Records from a data source:
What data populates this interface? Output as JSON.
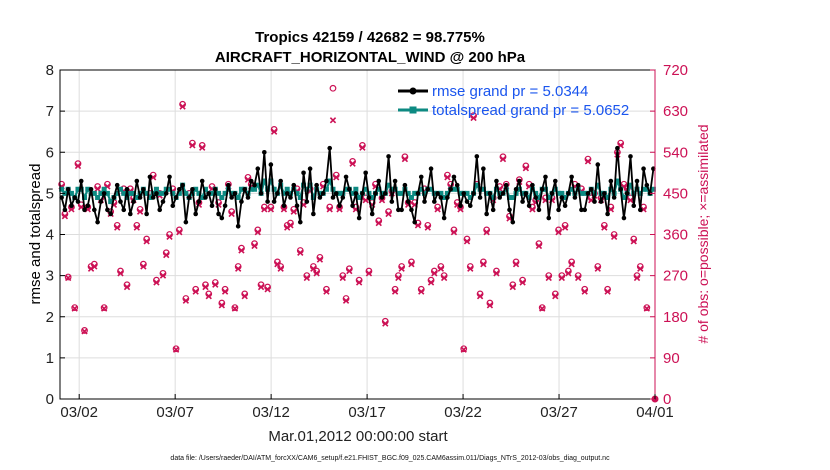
{
  "colors": {
    "rmse": "#000000",
    "spread": "#0d8a82",
    "obs": "#cc1155",
    "legend_text": "#1a55ee",
    "grid": "#dddddd"
  },
  "chart_data": {
    "type": "line",
    "title": "Tropics 42159 / 42682 = 98.775%",
    "subtitle": "AIRCRAFT_HORIZONTAL_WIND @ 200 hPa",
    "xlabel": "Mar.01,2012 00:00:00 start",
    "ylabel": "rmse and totalspread",
    "y2label": "# of obs: o=possible; ×=assimilated",
    "xlim": [
      0,
      31
    ],
    "ylim": [
      0,
      8
    ],
    "y2lim": [
      0,
      720
    ],
    "xticks": [
      {
        "x": 1,
        "label": "03/02"
      },
      {
        "x": 6,
        "label": "03/07"
      },
      {
        "x": 11,
        "label": "03/12"
      },
      {
        "x": 16,
        "label": "03/17"
      },
      {
        "x": 21,
        "label": "03/22"
      },
      {
        "x": 26,
        "label": "03/27"
      },
      {
        "x": 31,
        "label": "04/01"
      }
    ],
    "yticks": [
      "0",
      "1",
      "2",
      "3",
      "4",
      "5",
      "6",
      "7",
      "8"
    ],
    "y2ticks": [
      "0",
      "90",
      "180",
      "270",
      "360",
      "450",
      "540",
      "630",
      "720"
    ],
    "legend": {
      "position": "top-right",
      "entries": [
        "rmse grand pr = 5.0344",
        "totalspread grand pr = 5.0652"
      ]
    },
    "series": [
      {
        "name": "rmse",
        "values": [
          4.9,
          4.6,
          5.1,
          4.7,
          4.9,
          4.8,
          5.3,
          4.6,
          4.7,
          5.1,
          4.6,
          4.3,
          4.8,
          5.0,
          4.6,
          4.5,
          4.9,
          5.2,
          4.8,
          4.6,
          5.1,
          4.5,
          4.8,
          5.3,
          4.9,
          5.1,
          4.5,
          5.4,
          4.9,
          5.0,
          4.6,
          4.8,
          5.0,
          5.4,
          4.7,
          4.9,
          5.1,
          5.2,
          4.3,
          4.9,
          5.1,
          4.5,
          4.8,
          5.3,
          4.9,
          5.0,
          4.7,
          5.1,
          4.5,
          4.4,
          4.7,
          5.2,
          4.9,
          5.0,
          4.2,
          4.8,
          5.1,
          4.9,
          5.3,
          5.2,
          5.6,
          5.0,
          6.0,
          4.8,
          5.7,
          4.8,
          5.0,
          5.3,
          4.7,
          5.0,
          4.9,
          5.2,
          4.7,
          4.3,
          5.5,
          4.8,
          5.6,
          4.5,
          5.2,
          4.9,
          5.0,
          5.3,
          6.1,
          4.9,
          5.0,
          4.7,
          4.9,
          5.4,
          5.1,
          4.7,
          5.0,
          4.4,
          5.0,
          5.5,
          4.9,
          4.5,
          5.0,
          5.3,
          4.9,
          5.0,
          5.9,
          4.8,
          5.3,
          4.6,
          4.6,
          5.2,
          4.8,
          4.6,
          4.3,
          5.0,
          5.4,
          4.8,
          5.1,
          5.6,
          4.8,
          5.0,
          4.9,
          4.4,
          4.9,
          5.1,
          5.4,
          5.2,
          4.7,
          5.0,
          4.8,
          4.7,
          5.0,
          5.9,
          4.9,
          5.6,
          4.5,
          5.0,
          4.6,
          5.3,
          4.9,
          5.0,
          5.2,
          4.6,
          4.3,
          5.1,
          5.3,
          4.8,
          5.0,
          4.7,
          5.2,
          4.9,
          4.6,
          5.1,
          5.4,
          4.4,
          5.0,
          5.3,
          4.6,
          4.9,
          4.7,
          5.0,
          5.4,
          4.9,
          5.2,
          4.6,
          4.6,
          5.0,
          5.1,
          4.8,
          5.7,
          4.8,
          5.0,
          4.5,
          5.3,
          4.9,
          6.1,
          5.1,
          4.4,
          5.0,
          5.9,
          4.7,
          5.3,
          4.6,
          5.6,
          5.2,
          5.0,
          5.6
        ]
      },
      {
        "name": "totalspread",
        "values": [
          5.1,
          5.0,
          5.1,
          5.0,
          4.9,
          5.1,
          5.1,
          4.9,
          5.1,
          5.0,
          5.0,
          4.9,
          5.0,
          5.1,
          5.0,
          4.8,
          4.9,
          5.0,
          5.1,
          5.0,
          4.9,
          5.0,
          5.0,
          4.9,
          5.0,
          5.1,
          5.0,
          4.9,
          5.0,
          5.1,
          5.0,
          5.0,
          5.1,
          5.1,
          5.0,
          4.9,
          5.0,
          5.2,
          5.0,
          4.9,
          5.0,
          5.1,
          5.0,
          4.9,
          5.1,
          5.0,
          5.0,
          5.1,
          5.0,
          4.9,
          5.0,
          5.1,
          5.0,
          5.0,
          4.9,
          5.1,
          5.1,
          5.0,
          5.1,
          5.1,
          5.2,
          5.0,
          5.3,
          5.1,
          5.3,
          5.1,
          5.0,
          5.2,
          5.0,
          5.1,
          5.0,
          5.1,
          5.0,
          4.9,
          5.2,
          5.1,
          5.2,
          4.9,
          5.1,
          5.0,
          5.0,
          5.1,
          5.3,
          5.1,
          5.0,
          5.0,
          5.0,
          5.1,
          5.1,
          5.0,
          5.1,
          4.9,
          5.0,
          5.1,
          5.0,
          4.9,
          5.0,
          5.1,
          5.0,
          5.0,
          5.2,
          5.1,
          5.1,
          5.0,
          5.0,
          5.1,
          5.0,
          4.9,
          5.0,
          5.0,
          5.1,
          5.0,
          5.1,
          5.1,
          5.0,
          5.0,
          5.0,
          4.9,
          5.0,
          5.1,
          5.1,
          5.1,
          5.0,
          5.0,
          5.0,
          4.9,
          5.0,
          5.2,
          5.1,
          5.1,
          5.0,
          5.0,
          4.9,
          5.1,
          5.0,
          5.0,
          5.1,
          4.9,
          4.9,
          5.0,
          5.1,
          5.0,
          5.0,
          4.9,
          5.1,
          5.0,
          4.9,
          5.1,
          5.1,
          4.9,
          5.0,
          5.1,
          5.0,
          5.0,
          4.9,
          5.0,
          5.1,
          5.0,
          5.1,
          5.0,
          5.0,
          5.0,
          5.1,
          5.0,
          5.2,
          5.0,
          5.0,
          4.9,
          5.1,
          5.0,
          5.3,
          5.1,
          4.9,
          5.0,
          5.2,
          5.0,
          5.1,
          5.0,
          5.1,
          5.1,
          5.0,
          5.1
        ]
      },
      {
        "name": "obs_possible",
        "values": [
          470,
          405,
          267,
          420,
          200,
          515,
          425,
          150,
          420,
          290,
          295,
          465,
          440,
          200,
          470,
          410,
          430,
          380,
          280,
          460,
          250,
          460,
          440,
          380,
          415,
          295,
          350,
          450,
          490,
          260,
          450,
          275,
          320,
          360,
          460,
          110,
          370,
          645,
          220,
          450,
          560,
          240,
          430,
          555,
          250,
          230,
          465,
          255,
          430,
          210,
          240,
          470,
          410,
          200,
          290,
          330,
          230,
          485,
          470,
          340,
          370,
          250,
          420,
          245,
          420,
          590,
          300,
          290,
          420,
          380,
          385,
          415,
          460,
          325,
          430,
          270,
          460,
          290,
          280,
          310,
          470,
          240,
          420,
          680,
          490,
          420,
          270,
          220,
          285,
          520,
          420,
          260,
          555,
          440,
          280,
          430,
          470,
          390,
          440,
          170,
          410,
          455,
          240,
          270,
          290,
          530,
          430,
          300,
          430,
          385,
          240,
          460,
          380,
          260,
          280,
          420,
          290,
          270,
          490,
          470,
          370,
          430,
          420,
          110,
          350,
          290,
          620,
          470,
          230,
          300,
          370,
          210,
          440,
          280,
          465,
          530,
          470,
          400,
          250,
          300,
          480,
          260,
          510,
          470,
          420,
          435,
          340,
          200,
          440,
          270,
          440,
          230,
          370,
          270,
          380,
          280,
          300,
          470,
          270,
          460,
          240,
          525,
          440,
          450,
          290,
          440,
          380,
          240,
          420,
          360,
          540,
          560,
          470,
          460,
          440,
          350,
          270,
          290,
          420,
          200
        ]
      },
      {
        "name": "obs_assimilated",
        "values": [
          465,
          400,
          265,
          415,
          198,
          510,
          420,
          148,
          415,
          285,
          290,
          460,
          435,
          198,
          465,
          405,
          425,
          375,
          275,
          455,
          245,
          455,
          435,
          375,
          410,
          290,
          345,
          445,
          485,
          255,
          445,
          270,
          315,
          355,
          455,
          108,
          365,
          640,
          215,
          445,
          555,
          235,
          425,
          550,
          245,
          225,
          460,
          250,
          425,
          205,
          235,
          465,
          405,
          198,
          285,
          325,
          225,
          480,
          465,
          335,
          365,
          245,
          415,
          240,
          415,
          585,
          295,
          285,
          415,
          375,
          380,
          410,
          455,
          320,
          425,
          265,
          455,
          285,
          275,
          305,
          465,
          235,
          415,
          610,
          485,
          415,
          265,
          215,
          280,
          515,
          415,
          255,
          550,
          435,
          275,
          425,
          465,
          385,
          435,
          165,
          405,
          450,
          235,
          265,
          285,
          525,
          425,
          295,
          425,
          380,
          235,
          455,
          375,
          255,
          275,
          415,
          285,
          265,
          485,
          465,
          365,
          425,
          415,
          108,
          345,
          285,
          615,
          465,
          225,
          295,
          365,
          205,
          435,
          275,
          460,
          525,
          465,
          395,
          245,
          295,
          475,
          255,
          505,
          465,
          415,
          430,
          335,
          198,
          435,
          265,
          435,
          225,
          365,
          265,
          375,
          275,
          295,
          465,
          265,
          455,
          235,
          520,
          435,
          445,
          285,
          435,
          375,
          235,
          415,
          355,
          535,
          555,
          465,
          455,
          435,
          345,
          265,
          285,
          415,
          198
        ]
      }
    ]
  },
  "footer_note": "data file: /Users/raeder/DAI/ATM_forcXX/CAM6_setup/f.e21.FHIST_BGC.f09_025.CAM6assim.011/Diags_NTrS_2012-03/obs_diag_output.nc"
}
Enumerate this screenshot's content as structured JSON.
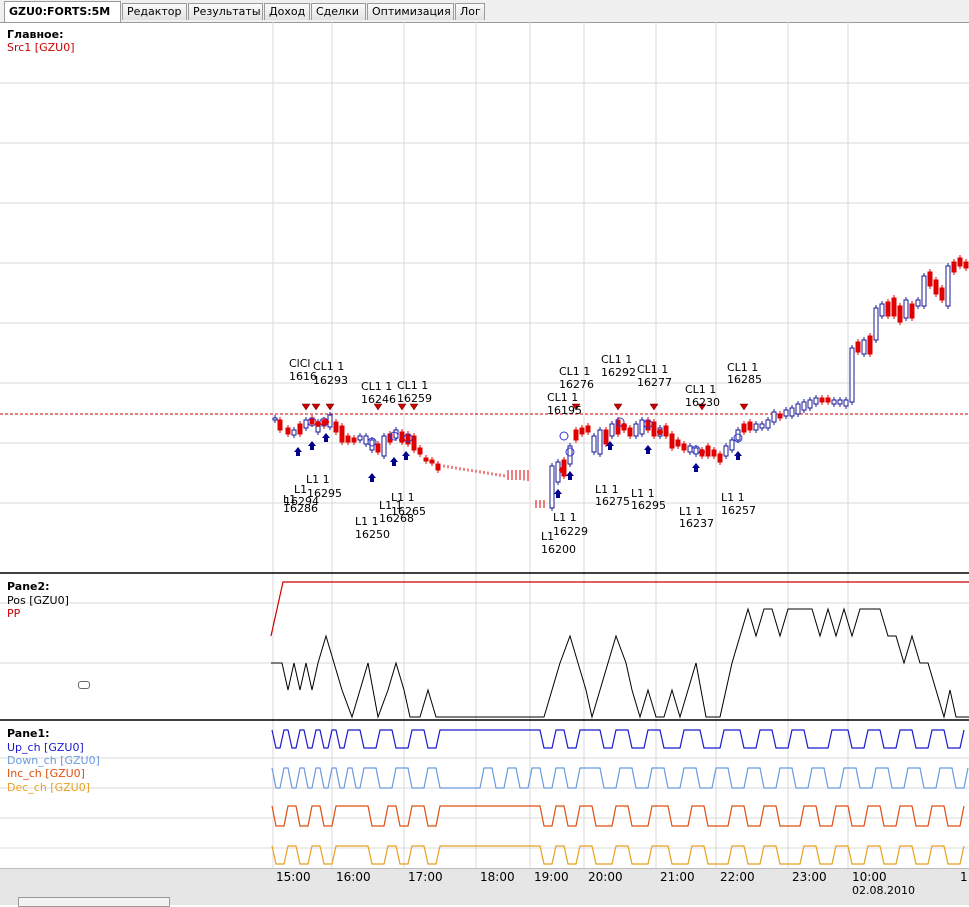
{
  "tabs": [
    {
      "label": "GZU0:FORTS:5M",
      "active": true
    },
    {
      "label": "Редактор"
    },
    {
      "label": "Результаты"
    },
    {
      "label": "Доход"
    },
    {
      "label": "Сделки"
    },
    {
      "label": "Оптимизация"
    },
    {
      "label": "Лог"
    }
  ],
  "main": {
    "title": "Главное:",
    "legend": [
      {
        "label": "Src1 [GZU0]",
        "color": "#cc0000"
      }
    ],
    "annotations": [
      {
        "text": "ClCl",
        "line2": "1616"
      },
      {
        "text": "CL1 1",
        "line2": "16293"
      },
      {
        "text": "CL1 1",
        "line2": "16246"
      },
      {
        "text": "CL1 1",
        "line2": "16259"
      },
      {
        "text": "L1 1",
        "line2": "16295"
      },
      {
        "text": "L1",
        "line2": "16294"
      },
      {
        "text": "L1",
        "line2": "16286"
      },
      {
        "text": "L1 1",
        "line2": "16265"
      },
      {
        "text": "L1 1",
        "line2": "16268"
      },
      {
        "text": "L1 1",
        "line2": "16250"
      },
      {
        "text": "CL1 1",
        "line2": "16276"
      },
      {
        "text": "CL1 1",
        "line2": "16292"
      },
      {
        "text": "CL1 1",
        "line2": "16277"
      },
      {
        "text": "CL1 1",
        "line2": "16195"
      },
      {
        "text": "CL1 1",
        "line2": "16230"
      },
      {
        "text": "CL1 1",
        "line2": "16285"
      },
      {
        "text": "L1 1",
        "line2": "16229"
      },
      {
        "text": "L1",
        "line2": "16200"
      },
      {
        "text": "L1 1",
        "line2": "16275"
      },
      {
        "text": "L1 1",
        "line2": "16295"
      },
      {
        "text": "L1 1",
        "line2": "16237"
      },
      {
        "text": "L1 1",
        "line2": "16257"
      }
    ]
  },
  "pane2": {
    "title": "Pane2:",
    "legend": [
      {
        "label": "Pos [GZU0]",
        "color": "#000000"
      },
      {
        "label": "PP",
        "color": "#cc0000"
      }
    ]
  },
  "pane1": {
    "title": "Pane1:",
    "legend": [
      {
        "label": "Up_ch [GZU0]",
        "color": "#1a1acc"
      },
      {
        "label": "Down_ch [GZU0]",
        "color": "#6a9be0"
      },
      {
        "label": "Inc_ch [GZU0]",
        "color": "#e05010"
      },
      {
        "label": "Dec_ch [GZU0]",
        "color": "#e8a020"
      }
    ]
  },
  "xaxis": {
    "ticks": [
      "15:00",
      "16:00",
      "17:00",
      "18:00",
      "19:00",
      "20:00",
      "21:00",
      "22:00",
      "23:00",
      "10:00",
      "1"
    ],
    "date": "02.08.2010"
  },
  "colors": {
    "grid": "#d9d9d9",
    "up": "#1a1a99",
    "down": "#e00000",
    "ref": "#cc0000"
  }
}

• TASK DESCRIPTION:
Within the entries above, report how many lines include "this", and keep the answer to the number.

• EXERCISE RESULT:
2